─── LISTED ENTRIES

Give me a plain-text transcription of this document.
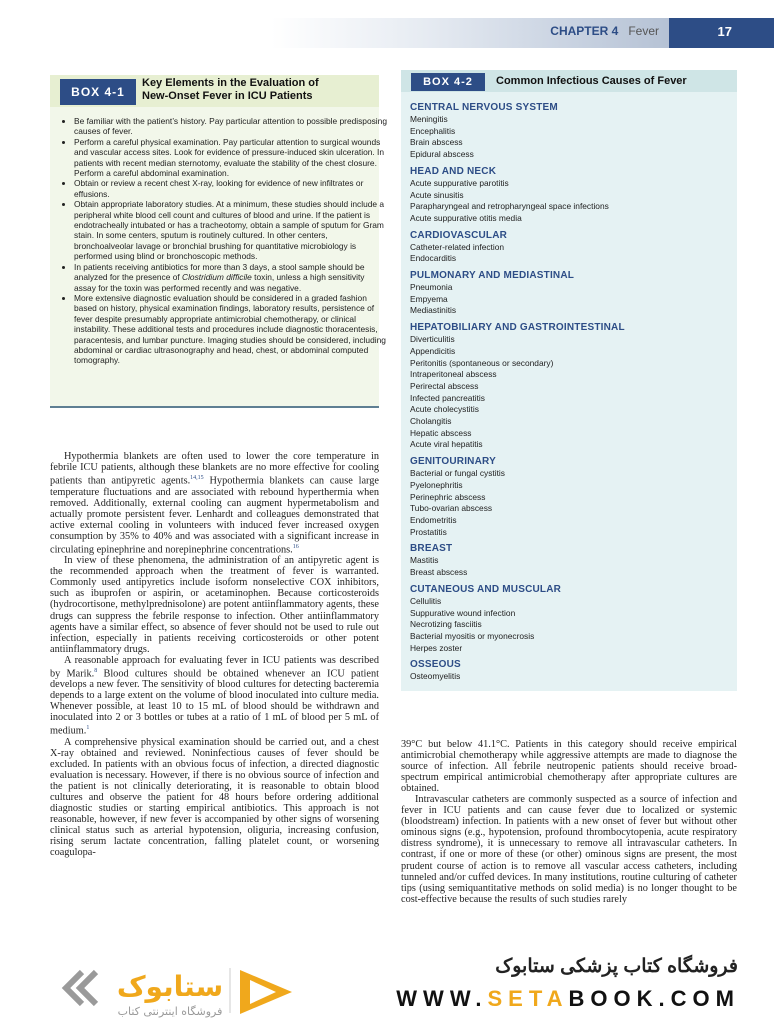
CHAPTER 4 Fever	17
BOX 4-1
Key Elements in the Evaluation of
New-Onset Fever in ICU Patients
• Be familiar with the patient’s history. Pay particular attention to possible predisposing causes of fever.
• Perform a careful physical examination. Pay particular attention to surgical wounds and vascular access sites. Look for evidence of pressure-induced skin ulceration. In patients with recent median sternotomy, evaluate the stability of the chest closure. Perform a careful abdominal examination.
• Obtain or review a recent chest X-ray, looking for evidence of new infiltrates or effusions.
• Obtain appropriate laboratory studies. At a minimum, these studies should include a peripheral white blood cell count and cultures of blood and urine. If the patient is endotracheally intubated or has a tracheotomy, obtain a sample of sputum for Gram stain. In some centers, sputum is routinely cultured. In other centers, bronchoalveolar lavage or bronchial brushing for quantitative microbiology is performed using blind or bronchoscopic methods.
• In patients receiving antibiotics for more than 3 days, a stool sample should be analyzed for the presence of Clostridium difficile toxin, unless a high sensitivity assay for the toxin was performed recently and was negative.
• More extensive diagnostic evaluation should be considered in a graded fashion based on history, physical examination findings, laboratory results, persistence of fever despite presumably appropriate antimicrobial chemotherapy, or clinical instability. These additional tests and procedures include diagnostic thoracentesis, paracentesis, and lumbar puncture. Imaging studies should be considered, including abdominal or cardiac ultrasonography and head, chest, or abdominal computed tomography.
BOX 4-2	Common Infectious Causes of Fever
CENTRAL NERVOUS SYSTEM
Meningitis
Encephalitis
Brain abscess
Epidural abscess
HEAD AND NECK
Acute suppurative parotitis
Acute sinusitis
Parapharyngeal and retropharyngeal space infections
Acute suppurative otitis media
CARDIOVASCULAR
Catheter-related infection
Endocarditis
PULMONARY AND MEDIASTINAL
Pneumonia
Empyema
Mediastinitis
HEPATOBILIARY AND GASTROINTESTINAL
Diverticulitis
Appendicitis
Peritonitis (spontaneous or secondary)
Intraperitoneal abscess
Perirectal abscess
Infected pancreatitis
Acute cholecystitis
Cholangitis
Hepatic abscess
Acute viral hepatitis
GENITOURINARY
Bacterial or fungal cystitis
Pyelonephritis
Perinephric abscess
Tubo-ovarian abscess
Endometritis
Prostatitis
BREAST
Mastitis
Breast abscess
CUTANEOUS AND MUSCULAR
Cellulitis
Suppurative wound infection
Necrotizing fasciitis
Bacterial myositis or myonecrosis
Herpes zoster
OSSEOUS
Osteomyelitis

Hypothermia blankets are often used to lower the core temperature in febrile ICU patients, although these blankets are no more effective for cooling patients than antipyretic agents.$^{14,15}$ Hypothermia blankets can cause large temperature fluctuations and are associated with rebound hyperthermia when removed. Additionally, external cooling can augment hypermetabolism and actually promote persistent fever. Lenhardt and colleagues demonstrated that active external cooling in volunteers with induced fever increased oxygen consumption by 35% to 40% and was associated with a significant increase in circulating epinephrine and norepinephrine concentrations.$^{16}$

In view of these phenomena, the administration of an antipyretic agent is the recommended approach when the treatment of fever is warranted. Commonly used antipyretics include isoform nonselective COX inhibitors, such as ibuprofen or aspirin, or acetaminophen. Because corticosteroids (hydrocortisone, methylprednisolone) are potent antiinflammatory agents, these drugs can suppress the febrile response to infection. Other antiinflammatory agents have a similar effect, so absence of fever should not be used to rule out infection, especially in patients receiving corticosteroids or other potent antiinflammatory drugs.

A reasonable approach for evaluating fever in ICU patients was described by Marik.$^8$ Blood cultures should be obtained whenever an ICU patient develops a new fever. The sensitivity of blood cultures for detecting bacteremia depends to a large extent on the volume of blood inoculated into culture media. Whenever possible, at least 10 to 15 mL of blood should be withdrawn and inoculated into 2 or 3 bottles or tubes at a ratio of 1 mL of blood per 5 mL of medium.$^1$

A comprehensive physical examination should be carried out, and a chest X-ray obtained and reviewed. Noninfectious causes of fever should be excluded. In patients with an obvious focus of infection, a directed diagnostic evaluation is necessary. However, if there is no obvious source of infection and the patient is not clinically deteriorating, it is reasonable to obtain blood cultures and observe the patient for 48 hours before ordering additional diagnostic studies or starting empirical antibiotics. This approach is not reasonable, however, if new fever is accompanied by other signs of worsening clinical status such as arterial hypotension, oliguria, increasing confusion, rising serum lactate concentration, falling platelet count, or worsening coagulopa-

39°C but below 41.1°C. Patients in this category should receive empirical antimicrobial chemotherapy while aggressive attempts are made to diagnose the source of infection. All febrile neutropenic patients should receive broad-spectrum empirical antimicrobial chemotherapy after appropriate cultures are obtained.

Intravascular catheters are commonly suspected as a source of infection and fever in ICU patients and can cause fever due to localized or systemic (bloodstream) infection. In patients with a new onset of fever but without other ominous signs (e.g., hypotension, profound thrombocytopenia, acute respiratory distress syndrome), it is unnecessary to remove all intravascular catheters. In contrast, if one or more of these (or other) ominous signs are present, the most prudent course of action is to remove all vascular access catheters, including tunneled and/or cuffed devices. In many institutions, routine culturing of catheter tips (using semiquantitative methods on solid media) is no longer thought to be cost-effective because the results of such studies rarely

ستابوک
فروشگاه اینترنتی کتاب
فروشگاه کتاب پزشکی ستابوک
WWW.SETABOOK.COM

──────

Select and copy each line from the data that includes the word "obtained".

A reasonable approach for evaluating fever in ICU patients was described by Marik.$^8$ Blood cultures should be obtained whenever an ICU patient develops a new fever. The sensitivity of blood cultures for detecting bacteremia depends to a large extent on the volume of blood inoculated into culture media. Whenever possible, at least 10 to 15 mL of blood should be withdrawn and inoculated into 2 or 3 bottles or tubes at a ratio of 1 mL of blood per 5 mL of medium.$^1$
A comprehensive physical examination should be carried out, and a chest X-ray obtained and reviewed. Noninfectious causes of fever should be excluded. In patients with an obvious focus of infection, a directed diagnostic evaluation is necessary. However, if there is no obvious source of infection and the patient is not clinically deteriorating, it is reasonable to obtain blood cultures and observe the patient for 48 hours before ordering additional diagnostic studies or starting empirical antibiotics. This approach is not reasonable, however, if new fever is accompanied by other signs of worsening clinical status such as arterial hypotension, oliguria, increasing confusion, rising serum lactate concentration, falling platelet count, or worsening coagulopa-
39°C but below 41.1°C. Patients in this category should receive empirical antimicrobial chemotherapy while aggressive attempts are made to diagnose the source of infection. All febrile neutropenic patients should receive broad-spectrum empirical antimicrobial chemotherapy after appropriate cultures are obtained.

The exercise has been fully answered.